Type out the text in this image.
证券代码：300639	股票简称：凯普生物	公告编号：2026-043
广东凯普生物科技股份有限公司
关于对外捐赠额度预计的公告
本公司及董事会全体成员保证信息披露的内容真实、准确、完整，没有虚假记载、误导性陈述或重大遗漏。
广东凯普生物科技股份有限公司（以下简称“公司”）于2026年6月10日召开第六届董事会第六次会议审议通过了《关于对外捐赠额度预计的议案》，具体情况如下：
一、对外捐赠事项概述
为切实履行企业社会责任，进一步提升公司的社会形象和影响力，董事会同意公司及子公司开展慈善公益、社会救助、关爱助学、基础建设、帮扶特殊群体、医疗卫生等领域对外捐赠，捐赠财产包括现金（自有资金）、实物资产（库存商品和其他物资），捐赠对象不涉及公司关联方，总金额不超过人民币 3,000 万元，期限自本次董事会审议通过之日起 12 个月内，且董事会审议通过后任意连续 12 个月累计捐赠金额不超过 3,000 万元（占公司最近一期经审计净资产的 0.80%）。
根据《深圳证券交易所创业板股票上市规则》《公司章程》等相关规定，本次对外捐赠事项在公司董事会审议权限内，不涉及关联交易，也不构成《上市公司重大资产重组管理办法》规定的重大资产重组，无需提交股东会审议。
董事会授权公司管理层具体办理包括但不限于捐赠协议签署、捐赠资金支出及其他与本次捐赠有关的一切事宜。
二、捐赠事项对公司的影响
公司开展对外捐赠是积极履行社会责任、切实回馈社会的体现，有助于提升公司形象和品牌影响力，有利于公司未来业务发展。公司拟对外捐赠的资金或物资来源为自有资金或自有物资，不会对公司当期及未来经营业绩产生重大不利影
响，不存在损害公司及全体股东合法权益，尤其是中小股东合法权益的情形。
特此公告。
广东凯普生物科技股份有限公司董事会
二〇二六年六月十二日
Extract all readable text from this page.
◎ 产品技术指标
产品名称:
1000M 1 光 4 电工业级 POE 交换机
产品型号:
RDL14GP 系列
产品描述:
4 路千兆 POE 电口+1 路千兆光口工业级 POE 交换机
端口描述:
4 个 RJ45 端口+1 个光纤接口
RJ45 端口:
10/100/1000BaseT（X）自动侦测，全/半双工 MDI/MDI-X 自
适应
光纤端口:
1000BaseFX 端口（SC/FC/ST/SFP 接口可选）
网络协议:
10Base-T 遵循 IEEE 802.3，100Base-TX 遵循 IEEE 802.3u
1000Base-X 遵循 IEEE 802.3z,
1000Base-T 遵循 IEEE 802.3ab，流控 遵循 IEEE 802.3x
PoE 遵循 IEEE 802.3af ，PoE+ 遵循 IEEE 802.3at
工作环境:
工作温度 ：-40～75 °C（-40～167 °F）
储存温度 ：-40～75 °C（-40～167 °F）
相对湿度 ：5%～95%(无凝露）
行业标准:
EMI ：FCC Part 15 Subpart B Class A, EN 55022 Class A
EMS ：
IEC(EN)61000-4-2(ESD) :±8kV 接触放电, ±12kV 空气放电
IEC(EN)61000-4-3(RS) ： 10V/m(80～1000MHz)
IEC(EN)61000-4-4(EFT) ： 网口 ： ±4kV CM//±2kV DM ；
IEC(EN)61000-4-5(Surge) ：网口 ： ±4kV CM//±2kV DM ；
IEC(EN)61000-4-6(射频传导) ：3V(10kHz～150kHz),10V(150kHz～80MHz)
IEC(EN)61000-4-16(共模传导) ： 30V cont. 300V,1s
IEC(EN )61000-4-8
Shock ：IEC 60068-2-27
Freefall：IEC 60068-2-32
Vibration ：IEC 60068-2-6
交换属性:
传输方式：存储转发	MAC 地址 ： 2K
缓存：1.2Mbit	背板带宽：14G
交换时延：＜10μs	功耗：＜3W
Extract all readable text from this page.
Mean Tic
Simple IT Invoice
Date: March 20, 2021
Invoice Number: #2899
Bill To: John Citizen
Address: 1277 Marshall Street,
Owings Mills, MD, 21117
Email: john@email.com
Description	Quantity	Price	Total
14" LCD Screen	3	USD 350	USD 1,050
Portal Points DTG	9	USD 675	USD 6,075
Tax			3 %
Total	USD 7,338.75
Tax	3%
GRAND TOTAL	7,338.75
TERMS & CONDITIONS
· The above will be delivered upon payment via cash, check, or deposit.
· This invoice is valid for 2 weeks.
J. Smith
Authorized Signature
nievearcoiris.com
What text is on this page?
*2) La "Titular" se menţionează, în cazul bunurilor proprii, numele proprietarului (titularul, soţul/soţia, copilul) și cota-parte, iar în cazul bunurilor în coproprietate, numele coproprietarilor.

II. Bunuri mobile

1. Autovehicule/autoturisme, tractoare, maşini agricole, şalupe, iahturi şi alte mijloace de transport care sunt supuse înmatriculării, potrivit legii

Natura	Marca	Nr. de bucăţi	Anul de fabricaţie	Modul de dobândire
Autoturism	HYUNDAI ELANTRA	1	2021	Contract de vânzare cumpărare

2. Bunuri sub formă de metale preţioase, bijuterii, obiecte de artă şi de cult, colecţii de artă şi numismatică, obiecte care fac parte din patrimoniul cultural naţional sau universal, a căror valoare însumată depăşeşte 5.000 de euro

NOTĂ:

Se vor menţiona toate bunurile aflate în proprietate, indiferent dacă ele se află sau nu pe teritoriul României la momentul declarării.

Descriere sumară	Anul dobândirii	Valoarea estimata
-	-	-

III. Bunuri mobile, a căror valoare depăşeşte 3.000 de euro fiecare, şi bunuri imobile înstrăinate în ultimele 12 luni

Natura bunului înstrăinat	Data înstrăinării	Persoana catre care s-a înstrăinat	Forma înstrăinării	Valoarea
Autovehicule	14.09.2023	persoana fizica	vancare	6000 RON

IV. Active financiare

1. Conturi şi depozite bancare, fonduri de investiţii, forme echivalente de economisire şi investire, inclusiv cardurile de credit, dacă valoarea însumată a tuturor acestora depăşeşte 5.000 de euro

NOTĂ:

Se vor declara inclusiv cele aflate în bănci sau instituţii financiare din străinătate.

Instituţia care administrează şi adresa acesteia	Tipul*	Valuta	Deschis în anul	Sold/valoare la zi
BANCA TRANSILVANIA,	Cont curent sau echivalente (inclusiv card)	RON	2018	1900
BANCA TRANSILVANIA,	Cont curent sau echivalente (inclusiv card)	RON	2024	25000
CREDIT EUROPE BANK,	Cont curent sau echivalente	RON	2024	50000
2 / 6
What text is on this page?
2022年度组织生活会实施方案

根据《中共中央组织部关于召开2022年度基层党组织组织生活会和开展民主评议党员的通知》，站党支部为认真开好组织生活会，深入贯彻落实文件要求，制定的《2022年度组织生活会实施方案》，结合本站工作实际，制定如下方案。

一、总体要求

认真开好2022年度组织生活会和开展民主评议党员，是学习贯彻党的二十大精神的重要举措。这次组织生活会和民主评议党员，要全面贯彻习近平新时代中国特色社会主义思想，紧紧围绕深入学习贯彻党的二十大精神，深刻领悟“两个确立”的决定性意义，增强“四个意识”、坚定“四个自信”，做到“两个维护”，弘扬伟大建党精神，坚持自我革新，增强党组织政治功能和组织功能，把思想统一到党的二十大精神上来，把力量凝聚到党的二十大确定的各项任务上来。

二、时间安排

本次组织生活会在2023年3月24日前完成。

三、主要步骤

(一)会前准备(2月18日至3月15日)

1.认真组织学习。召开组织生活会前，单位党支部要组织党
★ ★ ★ ★
• **Request**:
Write out every entry verbatim.

• **Result for this exercise**:
Type out the text in this image.
证券代码：300639	股票简称：凯普生物	公告编号：2026-043
广东凯普生物科技股份有限公司
关于对外捐赠额度预计的公告
本公司及董事会全体成员保证信息披露的内容真实、准确、完整，没有虚假记载、误导性陈述或重大遗漏。
广东凯普生物科技股份有限公司（以下简称“公司”）于2026年6月10日召开第六届董事会第六次会议审议通过了《关于对外捐赠额度预计的议案》，具体情况如下：
一、对外捐赠事项概述
为切实履行企业社会责任，进一步提升公司的社会形象和影响力，董事会同意公司及子公司开展慈善公益、社会救助、关爱助学、基础建设、帮扶特殊群体、医疗卫生等领域对外捐赠，捐赠财产包括现金（自有资金）、实物资产（库存商品和其他物资），捐赠对象不涉及公司关联方，总金额不超过人民币 3,000 万元，期限自本次董事会审议通过之日起 12 个月内，且董事会审议通过后任意连续 12 个月累计捐赠金额不超过 3,000 万元（占公司最近一期经审计净资产的 0.80%）。
根据《深圳证券交易所创业板股票上市规则》《公司章程》等相关规定，本次对外捐赠事项在公司董事会审议权限内，不涉及关联交易，也不构成《上市公司重大资产重组管理办法》规定的重大资产重组，无需提交股东会审议。
董事会授权公司管理层具体办理包括但不限于捐赠协议签署、捐赠资金支出及其他与本次捐赠有关的一切事宜。
二、捐赠事项对公司的影响
公司开展对外捐赠是积极履行社会责任、切实回馈社会的体现，有助于提升公司形象和品牌影响力，有利于公司未来业务发展。公司拟对外捐赠的资金或物资来源为自有资金或自有物资，不会对公司当期及未来经营业绩产生重大不利影
响，不存在损害公司及全体股东合法权益，尤其是中小股东合法权益的情形。
特此公告。
广东凯普生物科技股份有限公司董事会
二〇二六年六月十二日
Extract all readable text from this page.
◎ 产品技术指标
产品名称:
1000M 1 光 4 电工业级 POE 交换机
产品型号:
RDL14GP 系列
产品描述:
4 路千兆 POE 电口+1 路千兆光口工业级 POE 交换机
端口描述:
4 个 RJ45 端口+1 个光纤接口
RJ45 端口:
10/100/1000BaseT（X）自动侦测，全/半双工 MDI/MDI-X 自
适应
光纤端口:
1000BaseFX 端口（SC/FC/ST/SFP 接口可选）
网络协议:
10Base-T 遵循 IEEE 802.3，100Base-TX 遵循 IEEE 802.3u
1000Base-X 遵循 IEEE 802.3z,
1000Base-T 遵循 IEEE 802.3ab，流控 遵循 IEEE 802.3x
PoE 遵循 IEEE 802.3af ，PoE+ 遵循 IEEE 802.3at
工作环境:
工作温度 ：-40～75 °C（-40～167 °F）
储存温度 ：-40～75 °C（-40～167 °F）
相对湿度 ：5%～95%(无凝露）
行业标准:
EMI ：FCC Part 15 Subpart B Class A, EN 55022 Class A
EMS ：
IEC(EN)61000-4-2(ESD) :±8kV 接触放电, ±12kV 空气放电
IEC(EN)61000-4-3(RS) ： 10V/m(80～1000MHz)
IEC(EN)61000-4-4(EFT) ： 网口 ： ±4kV CM//±2kV DM ；
IEC(EN)61000-4-5(Surge) ：网口 ： ±4kV CM//±2kV DM ；
IEC(EN)61000-4-6(射频传导) ：3V(10kHz～150kHz),10V(150kHz～80MHz)
IEC(EN)61000-4-16(共模传导) ： 30V cont. 300V,1s
IEC(EN )61000-4-8
Shock ：IEC 60068-2-27
Freefall：IEC 60068-2-32
Vibration ：IEC 60068-2-6
交换属性:
传输方式：存储转发	MAC 地址 ： 2K
缓存：1.2Mbit	背板带宽：14G
交换时延：＜10μs	功耗：＜3W
Extract all readable text from this page.
Mean Tic
Simple IT Invoice
Date: March 20, 2021
Invoice Number: #2899
Bill To: John Citizen
Address: 1277 Marshall Street,
Owings Mills, MD, 21117
Email: john@email.com
Description	Quantity	Price	Total
14" LCD Screen	3	USD 350	USD 1,050
Portal Points DTG	9	USD 675	USD 6,075
Tax			3 %
Total	USD 7,338.75
Tax	3%
GRAND TOTAL	7,338.75
TERMS & CONDITIONS
· The above will be delivered upon payment via cash, check, or deposit.
· This invoice is valid for 2 weeks.
J. Smith
Authorized Signature
nievearcoiris.com
What text is on this page?
*2) La "Titular" se menţionează, în cazul bunurilor proprii, numele proprietarului (titularul, soţul/soţia, copilul) și cota-parte, iar în cazul bunurilor în coproprietate, numele coproprietarilor.

II. Bunuri mobile

1. Autovehicule/autoturisme, tractoare, maşini agricole, şalupe, iahturi şi alte mijloace de transport care sunt supuse înmatriculării, potrivit legii

Natura	Marca	Nr. de bucăţi	Anul de fabricaţie	Modul de dobândire
Autoturism	HYUNDAI ELANTRA	1	2021	Contract de vânzare cumpărare

2. Bunuri sub formă de metale preţioase, bijuterii, obiecte de artă şi de cult, colecţii de artă şi numismatică, obiecte care fac parte din patrimoniul cultural naţional sau universal, a căror valoare însumată depăşeşte 5.000 de euro

NOTĂ:

Se vor menţiona toate bunurile aflate în proprietate, indiferent dacă ele se află sau nu pe teritoriul României la momentul declarării.

Descriere sumară	Anul dobândirii	Valoarea estimata
-	-	-

III. Bunuri mobile, a căror valoare depăşeşte 3.000 de euro fiecare, şi bunuri imobile înstrăinate în ultimele 12 luni

Natura bunului înstrăinat	Data înstrăinării	Persoana catre care s-a înstrăinat	Forma înstrăinării	Valoarea
Autovehicule	14.09.2023	persoana fizica	vancare	6000 RON

IV. Active financiare

1. Conturi şi depozite bancare, fonduri de investiţii, forme echivalente de economisire şi investire, inclusiv cardurile de credit, dacă valoarea însumată a tuturor acestora depăşeşte 5.000 de euro

NOTĂ:

Se vor declara inclusiv cele aflate în bănci sau instituţii financiare din străinătate.

Instituţia care administrează şi adresa acesteia	Tipul*	Valuta	Deschis în anul	Sold/valoare la zi
BANCA TRANSILVANIA,	Cont curent sau echivalente (inclusiv card)	RON	2018	1900
BANCA TRANSILVANIA,	Cont curent sau echivalente (inclusiv card)	RON	2024	25000
CREDIT EUROPE BANK,	Cont curent sau echivalente	RON	2024	50000
2 / 6
What text is on this page?
2022年度组织生活会实施方案

根据《中共中央组织部关于召开2022年度基层党组织组织生活会和开展民主评议党员的通知》，站党支部为认真开好组织生活会，深入贯彻落实文件要求，制定的《2022年度组织生活会实施方案》，结合本站工作实际，制定如下方案。

一、总体要求

认真开好2022年度组织生活会和开展民主评议党员，是学习贯彻党的二十大精神的重要举措。这次组织生活会和民主评议党员，要全面贯彻习近平新时代中国特色社会主义思想，紧紧围绕深入学习贯彻党的二十大精神，深刻领悟“两个确立”的决定性意义，增强“四个意识”、坚定“四个自信”，做到“两个维护”，弘扬伟大建党精神，坚持自我革新，增强党组织政治功能和组织功能，把思想统一到党的二十大精神上来，把力量凝聚到党的二十大确定的各项任务上来。

二、时间安排

本次组织生活会在2023年3月24日前完成。

三、主要步骤

(一)会前准备(2月18日至3月15日)

1.认真组织学习。召开组织生活会前，单位党支部要组织党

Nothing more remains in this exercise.